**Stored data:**
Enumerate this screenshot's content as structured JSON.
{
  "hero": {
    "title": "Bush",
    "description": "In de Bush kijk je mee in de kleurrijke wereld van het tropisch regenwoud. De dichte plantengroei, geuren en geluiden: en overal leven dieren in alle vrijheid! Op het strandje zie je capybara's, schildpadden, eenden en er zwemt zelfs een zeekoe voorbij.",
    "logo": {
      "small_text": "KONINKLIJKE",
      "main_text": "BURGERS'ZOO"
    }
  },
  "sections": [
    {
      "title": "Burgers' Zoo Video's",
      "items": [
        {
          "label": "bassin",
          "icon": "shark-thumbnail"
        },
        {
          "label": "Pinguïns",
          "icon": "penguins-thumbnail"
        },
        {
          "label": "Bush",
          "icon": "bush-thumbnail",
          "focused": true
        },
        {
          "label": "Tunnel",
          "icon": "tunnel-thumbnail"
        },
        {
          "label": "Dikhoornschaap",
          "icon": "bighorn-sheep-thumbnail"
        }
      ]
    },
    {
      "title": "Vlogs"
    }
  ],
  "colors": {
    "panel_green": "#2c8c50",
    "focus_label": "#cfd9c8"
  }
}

**Goal of the exercise:** Return each line of the data exactly as written above.

**Reply to the task:**
Enumerate this screenshot's content as structured JSON.
{
  "hero": {
    "title": "Bush",
    "description": "In de Bush kijk je mee in de kleurrijke wereld van het tropisch regenwoud. De dichte plantengroei, geuren en geluiden: en overal leven dieren in alle vrijheid! Op het strandje zie je capybara's, schildpadden, eenden en er zwemt zelfs een zeekoe voorbij.",
    "logo": {
      "small_text": "KONINKLIJKE",
      "main_text": "BURGERS'ZOO"
    }
  },
  "sections": [
    {
      "title": "Burgers' Zoo Video's",
      "items": [
        {
          "label": "bassin",
          "icon": "shark-thumbnail"
        },
        {
          "label": "Pinguïns",
          "icon": "penguins-thumbnail"
        },
        {
          "label": "Bush",
          "icon": "bush-thumbnail",
          "focused": true
        },
        {
          "label": "Tunnel",
          "icon": "tunnel-thumbnail"
        },
        {
          "label": "Dikhoornschaap",
          "icon": "bighorn-sheep-thumbnail"
        }
      ]
    },
    {
      "title": "Vlogs"
    }
  ],
  "colors": {
    "panel_green": "#2c8c50",
    "focus_label": "#cfd9c8"
  }
}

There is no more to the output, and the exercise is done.